▸ **Exercise goal**
Output the entries verbatim, including every line.
** start **
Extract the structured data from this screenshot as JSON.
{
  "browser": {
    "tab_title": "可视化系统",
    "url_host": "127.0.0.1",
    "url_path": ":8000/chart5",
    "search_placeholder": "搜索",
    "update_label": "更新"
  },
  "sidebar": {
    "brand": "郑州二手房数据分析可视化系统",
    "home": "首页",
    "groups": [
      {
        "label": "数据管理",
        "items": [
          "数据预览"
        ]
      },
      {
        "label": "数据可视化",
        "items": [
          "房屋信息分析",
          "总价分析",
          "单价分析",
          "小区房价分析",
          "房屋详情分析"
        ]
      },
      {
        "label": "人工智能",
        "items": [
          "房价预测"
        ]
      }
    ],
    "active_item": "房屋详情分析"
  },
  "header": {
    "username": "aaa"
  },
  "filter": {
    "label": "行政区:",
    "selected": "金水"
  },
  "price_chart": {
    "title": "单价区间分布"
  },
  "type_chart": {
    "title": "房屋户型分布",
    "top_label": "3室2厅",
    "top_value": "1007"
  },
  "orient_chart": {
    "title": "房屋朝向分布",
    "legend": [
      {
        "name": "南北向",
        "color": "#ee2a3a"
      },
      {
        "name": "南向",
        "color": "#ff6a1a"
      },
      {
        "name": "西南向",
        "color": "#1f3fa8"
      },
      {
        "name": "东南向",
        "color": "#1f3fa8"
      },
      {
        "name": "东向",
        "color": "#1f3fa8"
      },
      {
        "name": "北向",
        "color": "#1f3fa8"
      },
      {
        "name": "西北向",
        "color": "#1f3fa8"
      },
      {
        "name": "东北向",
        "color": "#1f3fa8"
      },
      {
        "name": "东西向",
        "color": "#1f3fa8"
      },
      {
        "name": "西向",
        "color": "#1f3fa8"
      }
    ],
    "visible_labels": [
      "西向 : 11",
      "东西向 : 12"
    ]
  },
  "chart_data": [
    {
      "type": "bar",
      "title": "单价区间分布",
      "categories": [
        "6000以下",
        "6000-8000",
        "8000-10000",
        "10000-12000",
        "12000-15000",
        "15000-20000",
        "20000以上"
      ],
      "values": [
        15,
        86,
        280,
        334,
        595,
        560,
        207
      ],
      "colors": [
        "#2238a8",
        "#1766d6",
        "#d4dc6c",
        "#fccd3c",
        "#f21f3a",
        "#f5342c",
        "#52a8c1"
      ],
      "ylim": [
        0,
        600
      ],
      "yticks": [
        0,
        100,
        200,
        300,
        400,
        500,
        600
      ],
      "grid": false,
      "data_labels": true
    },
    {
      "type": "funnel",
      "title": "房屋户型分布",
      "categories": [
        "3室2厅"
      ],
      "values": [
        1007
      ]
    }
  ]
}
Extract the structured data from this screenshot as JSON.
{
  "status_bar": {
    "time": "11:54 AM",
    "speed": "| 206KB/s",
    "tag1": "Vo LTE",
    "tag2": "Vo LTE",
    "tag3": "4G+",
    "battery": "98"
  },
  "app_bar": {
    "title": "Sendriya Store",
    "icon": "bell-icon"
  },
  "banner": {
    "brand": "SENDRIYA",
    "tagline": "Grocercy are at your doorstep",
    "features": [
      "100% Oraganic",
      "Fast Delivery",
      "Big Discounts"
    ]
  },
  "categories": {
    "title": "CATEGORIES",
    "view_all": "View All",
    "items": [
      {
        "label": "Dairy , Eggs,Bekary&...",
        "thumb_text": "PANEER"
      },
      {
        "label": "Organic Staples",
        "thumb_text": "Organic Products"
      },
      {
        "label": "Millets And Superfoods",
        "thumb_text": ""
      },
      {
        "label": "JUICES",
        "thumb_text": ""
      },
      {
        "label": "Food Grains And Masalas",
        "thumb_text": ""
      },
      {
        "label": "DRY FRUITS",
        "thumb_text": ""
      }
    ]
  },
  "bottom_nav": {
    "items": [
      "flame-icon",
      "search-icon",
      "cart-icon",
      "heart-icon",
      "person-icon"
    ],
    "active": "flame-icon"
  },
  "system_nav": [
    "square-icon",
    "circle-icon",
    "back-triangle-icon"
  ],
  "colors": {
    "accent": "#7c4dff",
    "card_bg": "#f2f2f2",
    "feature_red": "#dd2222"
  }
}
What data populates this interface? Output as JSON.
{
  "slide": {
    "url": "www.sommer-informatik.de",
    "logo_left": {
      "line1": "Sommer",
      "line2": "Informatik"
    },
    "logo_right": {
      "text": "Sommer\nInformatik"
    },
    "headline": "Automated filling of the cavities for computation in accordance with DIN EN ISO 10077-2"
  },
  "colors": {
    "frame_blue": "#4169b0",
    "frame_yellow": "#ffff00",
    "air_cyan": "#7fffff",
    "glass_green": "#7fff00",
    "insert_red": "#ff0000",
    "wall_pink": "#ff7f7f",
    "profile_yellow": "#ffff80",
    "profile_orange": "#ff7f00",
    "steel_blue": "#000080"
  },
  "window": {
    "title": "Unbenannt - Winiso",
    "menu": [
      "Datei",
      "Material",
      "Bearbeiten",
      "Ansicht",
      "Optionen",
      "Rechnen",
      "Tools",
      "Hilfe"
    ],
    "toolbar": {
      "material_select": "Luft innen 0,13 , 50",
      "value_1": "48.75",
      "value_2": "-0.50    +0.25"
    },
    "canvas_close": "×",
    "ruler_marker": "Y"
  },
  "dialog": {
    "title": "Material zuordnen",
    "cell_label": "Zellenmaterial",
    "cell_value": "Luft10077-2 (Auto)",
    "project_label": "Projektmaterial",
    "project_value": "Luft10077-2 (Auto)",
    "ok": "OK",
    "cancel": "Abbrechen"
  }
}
** end **
▸ **Response to the task**
Extract the structured data from this screenshot as JSON.
{
  "browser": {
    "tab_title": "可视化系统",
    "url_host": "127.0.0.1",
    "url_path": ":8000/chart5",
    "search_placeholder": "搜索",
    "update_label": "更新"
  },
  "sidebar": {
    "brand": "郑州二手房数据分析可视化系统",
    "home": "首页",
    "groups": [
      {
        "label": "数据管理",
        "items": [
          "数据预览"
        ]
      },
      {
        "label": "数据可视化",
        "items": [
          "房屋信息分析",
          "总价分析",
          "单价分析",
          "小区房价分析",
          "房屋详情分析"
        ]
      },
      {
        "label": "人工智能",
        "items": [
          "房价预测"
        ]
      }
    ],
    "active_item": "房屋详情分析"
  },
  "header": {
    "username": "aaa"
  },
  "filter": {
    "label": "行政区:",
    "selected": "金水"
  },
  "price_chart": {
    "title": "单价区间分布"
  },
  "type_chart": {
    "title": "房屋户型分布",
    "top_label": "3室2厅",
    "top_value": "1007"
  },
  "orient_chart": {
    "title": "房屋朝向分布",
    "legend": [
      {
        "name": "南北向",
        "color": "#ee2a3a"
      },
      {
        "name": "南向",
        "color": "#ff6a1a"
      },
      {
        "name": "西南向",
        "color": "#1f3fa8"
      },
      {
        "name": "东南向",
        "color": "#1f3fa8"
      },
      {
        "name": "东向",
        "color": "#1f3fa8"
      },
      {
        "name": "北向",
        "color": "#1f3fa8"
      },
      {
        "name": "西北向",
        "color": "#1f3fa8"
      },
      {
        "name": "东北向",
        "color": "#1f3fa8"
      },
      {
        "name": "东西向",
        "color": "#1f3fa8"
      },
      {
        "name": "西向",
        "color": "#1f3fa8"
      }
    ],
    "visible_labels": [
      "西向 : 11",
      "东西向 : 12"
    ]
  },
  "chart_data": [
    {
      "type": "bar",
      "title": "单价区间分布",
      "categories": [
        "6000以下",
        "6000-8000",
        "8000-10000",
        "10000-12000",
        "12000-15000",
        "15000-20000",
        "20000以上"
      ],
      "values": [
        15,
        86,
        280,
        334,
        595,
        560,
        207
      ],
      "colors": [
        "#2238a8",
        "#1766d6",
        "#d4dc6c",
        "#fccd3c",
        "#f21f3a",
        "#f5342c",
        "#52a8c1"
      ],
      "ylim": [
        0,
        600
      ],
      "yticks": [
        0,
        100,
        200,
        300,
        400,
        500,
        600
      ],
      "grid": false,
      "data_labels": true
    },
    {
      "type": "funnel",
      "title": "房屋户型分布",
      "categories": [
        "3室2厅"
      ],
      "values": [
        1007
      ]
    }
  ]
}
Extract the structured data from this screenshot as JSON.
{
  "status_bar": {
    "time": "11:54 AM",
    "speed": "| 206KB/s",
    "tag1": "Vo LTE",
    "tag2": "Vo LTE",
    "tag3": "4G+",
    "battery": "98"
  },
  "app_bar": {
    "title": "Sendriya Store",
    "icon": "bell-icon"
  },
  "banner": {
    "brand": "SENDRIYA",
    "tagline": "Grocercy are at your doorstep",
    "features": [
      "100% Oraganic",
      "Fast Delivery",
      "Big Discounts"
    ]
  },
  "categories": {
    "title": "CATEGORIES",
    "view_all": "View All",
    "items": [
      {
        "label": "Dairy , Eggs,Bekary&...",
        "thumb_text": "PANEER"
      },
      {
        "label": "Organic Staples",
        "thumb_text": "Organic Products"
      },
      {
        "label": "Millets And Superfoods",
        "thumb_text": ""
      },
      {
        "label": "JUICES",
        "thumb_text": ""
      },
      {
        "label": "Food Grains And Masalas",
        "thumb_text": ""
      },
      {
        "label": "DRY FRUITS",
        "thumb_text": ""
      }
    ]
  },
  "bottom_nav": {
    "items": [
      "flame-icon",
      "search-icon",
      "cart-icon",
      "heart-icon",
      "person-icon"
    ],
    "active": "flame-icon"
  },
  "system_nav": [
    "square-icon",
    "circle-icon",
    "back-triangle-icon"
  ],
  "colors": {
    "accent": "#7c4dff",
    "card_bg": "#f2f2f2",
    "feature_red": "#dd2222"
  }
}
What data populates this interface? Output as JSON.
{
  "slide": {
    "url": "www.sommer-informatik.de",
    "logo_left": {
      "line1": "Sommer",
      "line2": "Informatik"
    },
    "logo_right": {
      "text": "Sommer\nInformatik"
    },
    "headline": "Automated filling of the cavities for computation in accordance with DIN EN ISO 10077-2"
  },
  "colors": {
    "frame_blue": "#4169b0",
    "frame_yellow": "#ffff00",
    "air_cyan": "#7fffff",
    "glass_green": "#7fff00",
    "insert_red": "#ff0000",
    "wall_pink": "#ff7f7f",
    "profile_yellow": "#ffff80",
    "profile_orange": "#ff7f00",
    "steel_blue": "#000080"
  },
  "window": {
    "title": "Unbenannt - Winiso",
    "menu": [
      "Datei",
      "Material",
      "Bearbeiten",
      "Ansicht",
      "Optionen",
      "Rechnen",
      "Tools",
      "Hilfe"
    ],
    "toolbar": {
      "material_select": "Luft innen 0,13 , 50",
      "value_1": "48.75",
      "value_2": "-0.50    +0.25"
    },
    "canvas_close": "×",
    "ruler_marker": "Y"
  },
  "dialog": {
    "title": "Material zuordnen",
    "cell_label": "Zellenmaterial",
    "cell_value": "Luft10077-2 (Auto)",
    "project_label": "Projektmaterial",
    "project_value": "Luft10077-2 (Auto)",
    "ok": "OK",
    "cancel": "Abbrechen"
  }
}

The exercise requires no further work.